### WHAT TO WORK ON
Copy each line with the word "בריפוי" in it.

[Lines of data]
========================
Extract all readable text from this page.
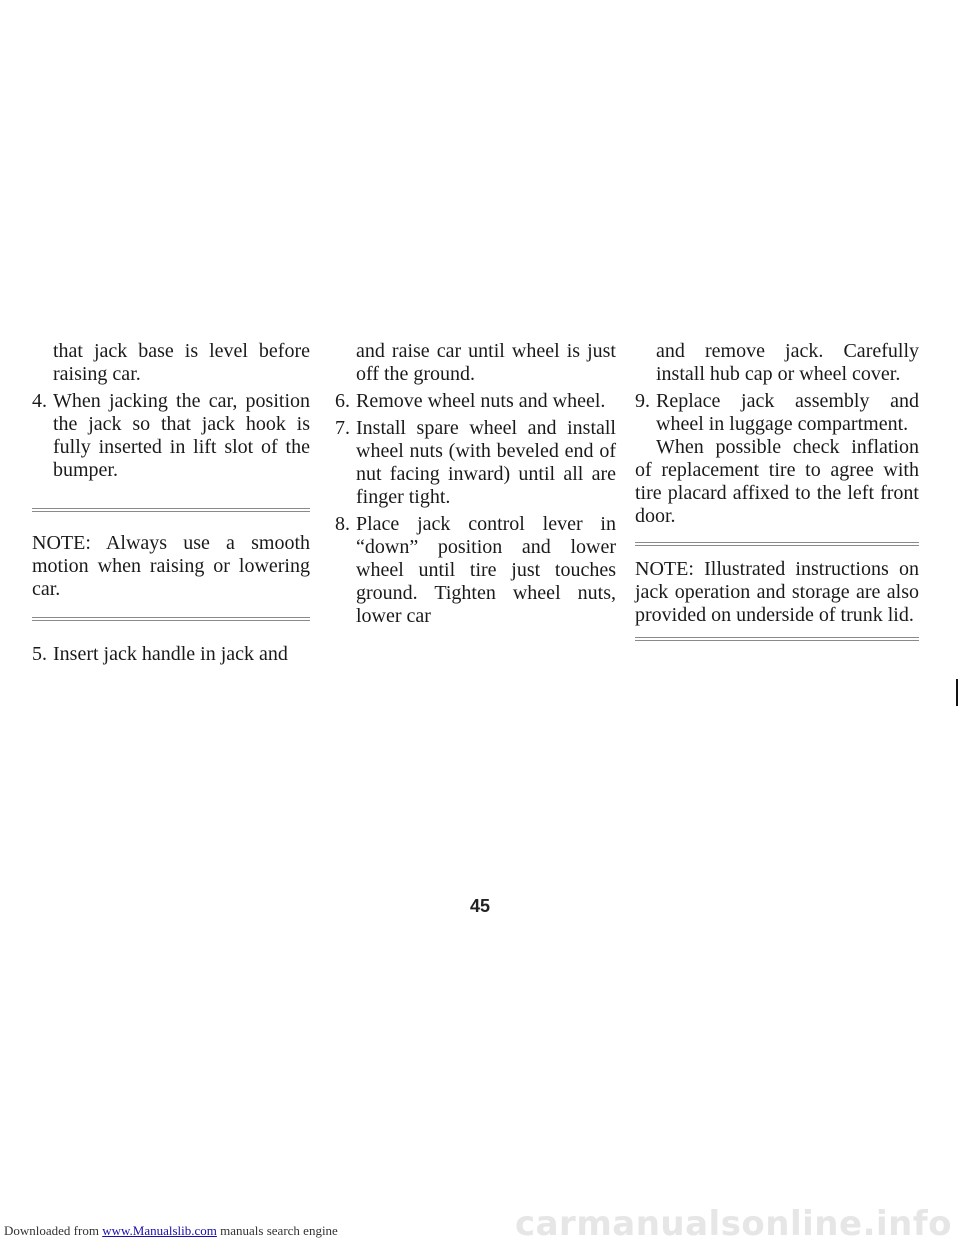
that jack base is level before raising car.

4. When jacking the car, position the jack so that jack hook is fully inserted in lift slot of the bumper.

NOTE: Always use a smooth motion when raising or lowering car.

5. Insert jack handle in jack and

and raise car until wheel is just off the ground.

6. Remove wheel nuts and wheel.
7. Install spare wheel and install wheel nuts (with beveled end of nut facing inward) until all are finger tight.
8. Place jack control lever in “down” position and lower wheel until tire just touches ground. Tighten wheel nuts, lower car

and remove jack. Carefully install hub cap or wheel cover.

9. Replace jack assembly and wheel in luggage compartment.

When possible check inflation of replacement tire to agree with tire placard affixed to the left front door.

NOTE: Illustrated instructions on jack operation and storage are also provided on underside of trunk lid.

45
carmanualsonline.info
Downloaded from www.Manualslib.com manuals search engine
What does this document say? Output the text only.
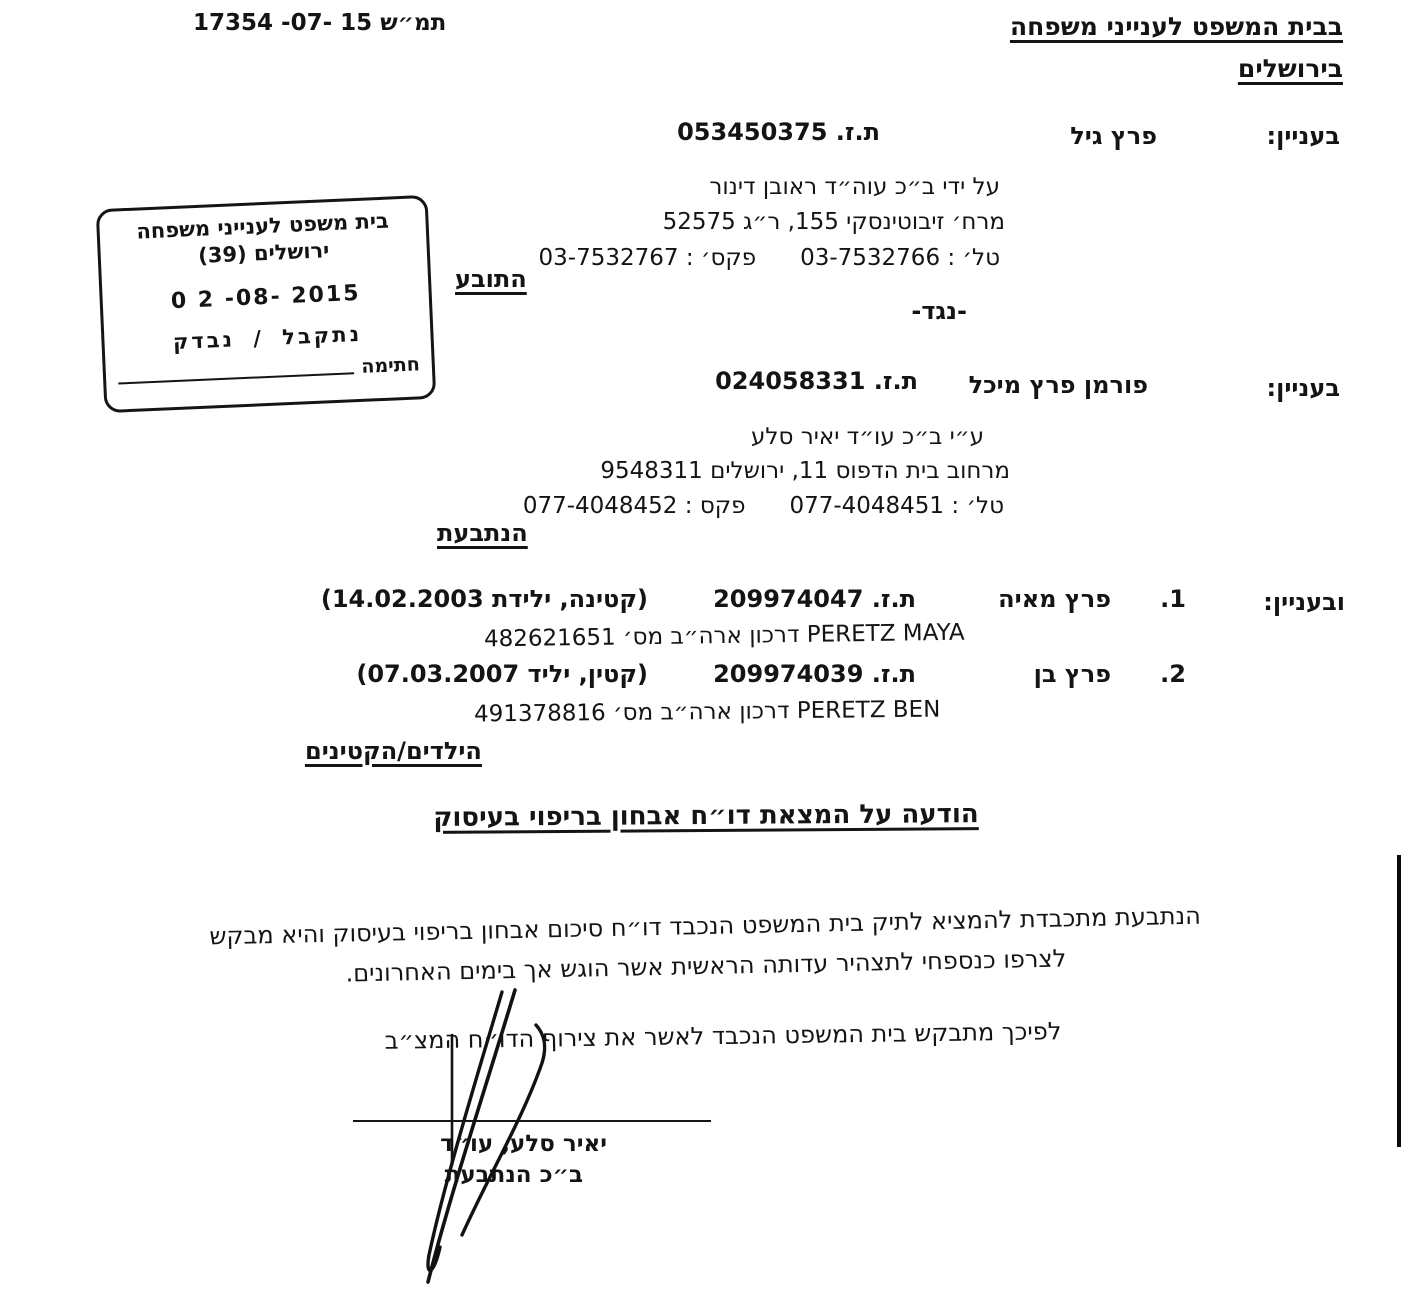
תמ״ש 15 -07- 17354	בבית המשפט לענייני משפחה
בירושלים
בעניין:
פרץ גיל
ת.ז. 053450375
על ידי ב״כ עוה״ד ראובן דינור
מרח׳ זיבוטינסקי 155, ר״ג 52575
טל׳ : 03-7532766
פקס׳ : 03-7532767
התובע
בית משפט לענייני משפחה
ירושלים (39)
0 2 -08- 2015
נתקבל / נבדק
חתימה
-נגד-
בעניין:
פורמן פרץ מיכל
ת.ז. 024058331
ע״י ב״כ עו״ד יאיר סלע
מרחוב בית הדפוס 11, ירושלים 9548311
טל׳ : 077-4048451
פקס : 077-4048452
הנתבעת
ובעניין:
1.
פרץ מאיה
ת.ז. 209974047
(קטינה, ילידת 14.02.2003)
PERETZ MAYA דרכון ארה״ב מס׳ 482621651
2.
פרץ בן
ת.ז. 209974039
(קטין, יליד 07.03.2007)
PERETZ BEN דרכון ארה״ב מס׳ 491378816
הילדים/הקטינים
הודעה על המצאת דו״ח אבחון בריפוי בעיסוק
הנתבעת מתכבדת להמציא לתיק בית המשפט הנכבד דו״ח סיכום אבחון בריפוי בעיסוק והיא מבקש
לצרפו כנספחי לתצהיר עדותה הראשית אשר הוגש אך בימים האחרונים.
לפיכך מתבקש בית המשפט הנכבד לאשר את צירוף הדו״ח המצ״ב
יאיר סלע, עו״ד
ב״כ הנתבעת
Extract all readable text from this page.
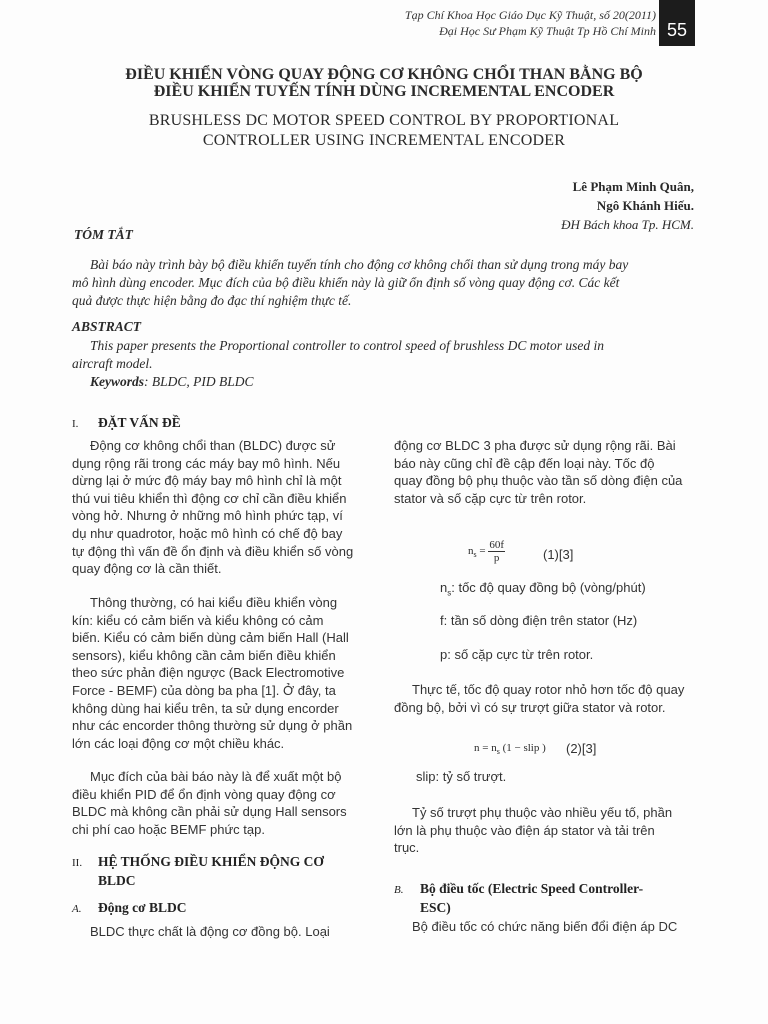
Tạp Chí Khoa Học Giáo Dục Kỹ Thuật, số 20(2011)
Đại Học Sư Phạm Kỹ Thuật Tp Hồ Chí Minh 55
ĐIỀU KHIỂN VÒNG QUAY ĐỘNG CƠ KHÔNG CHỔI THAN BẰNG BỘ
ĐIỀU KHIỂN TUYẾN TÍNH DÙNG INCREMENTAL ENCODER
BRUSHLESS DC MOTOR SPEED CONTROL BY PROPORTIONAL
CONTROLLER USING INCREMENTAL ENCODER
Lê Phạm Minh Quân,
Ngô Khánh Hiếu.
ĐH Bách khoa Tp. HCM.
TÓM TẮT
Bài báo này trình bày bộ điều khiển tuyến tính cho động cơ không chổi than sử dụng trong máy bay
mô hình dùng encoder. Mục đích của bộ điều khiển này là giữ ổn định số vòng quay động cơ. Các kết
quả được thực hiện bằng đo đạc thí nghiệm thực tế.
ABSTRACT
This paper presents the Proportional controller to control speed of brushless DC motor used in
aircraft model.
Keywords: BLDC, PID BLDC
I. ĐẶT VẤN ĐỀ
Động cơ không chổi than (BLDC) được sử
dụng rộng rãi trong các máy bay mô hình. Nếu
dừng lại ở mức độ máy bay mô hình chỉ là một
thú vui tiêu khiển thì động cơ chỉ cần điều khiển
vòng hở. Nhưng ở những mô hình phức tạp, ví
dụ như quadrotor, hoặc mô hình có chế độ bay
tự động thì vấn đề ổn định và điều khiển số vòng
quay động cơ là cần thiết.
Thông thường, có hai kiểu điều khiển vòng
kín: kiểu có cảm biến và kiểu không có cảm
biến. Kiểu có cảm biến dùng cảm biến Hall (Hall
sensors), kiểu không cần cảm biến điều khiển
theo sức phản điện ngược (Back Electromotive
Force - BEMF) của dòng ba pha [1]. Ở đây, ta
không dùng hai kiểu trên, ta sử dụng encorder
như các encorder thông thường sử dụng ở phần
lớn các loại động cơ một chiều khác.
Mục đích của bài báo này là để xuất một bộ
điều khiển PID để ổn định vòng quay động cơ
BLDC mà không cần phải sử dụng Hall sensors
chi phí cao hoặc BEMF phức tạp.
II. HỆ THỐNG ĐIỀU KHIỂN ĐỘNG CƠ
BLDC
A. Động cơ BLDC
BLDC thực chất là động cơ đồng bộ. Loại
động cơ BLDC 3 pha được sử dụng rộng rãi. Bài
báo này cũng chỉ đề cập đến loại này. Tốc độ
quay đồng bộ phụ thuộc vào tần số dòng điện của
stator và số cặp cực từ trên rotor.
$n_s = \frac{60f}{p}$	(1)[3]
$n_s$: tốc độ quay đồng bộ (vòng/phút)
f: tần số dòng điện trên stator (Hz)
p: số cặp cực từ trên rotor.
Thực tế, tốc độ quay rotor nhỏ hơn tốc độ quay
đồng bộ, bởi vì có sự trượt giữa stator và rotor.
$n = n_s$ (1 − slip ) (2)[3]
slip: tỷ số trượt.
Tỷ số trượt phụ thuộc vào nhiều yếu tố, phần
lớn là phụ thuộc vào điện áp stator và tải trên
trục.
B. Bộ điều tốc (Electric Speed Controller-
ESC)
Bộ điều tốc có chức năng biến đổi điện áp DC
========================
### ANSWER TO THIS PROBLEM
הודעה על המצאת דו״ח אבחון בריפוי בעיסוק
הנתבעת מתכבדת להמציא לתיק בית המשפט הנכבד דו״ח סיכום אבחון בריפוי בעיסוק והיא מבקש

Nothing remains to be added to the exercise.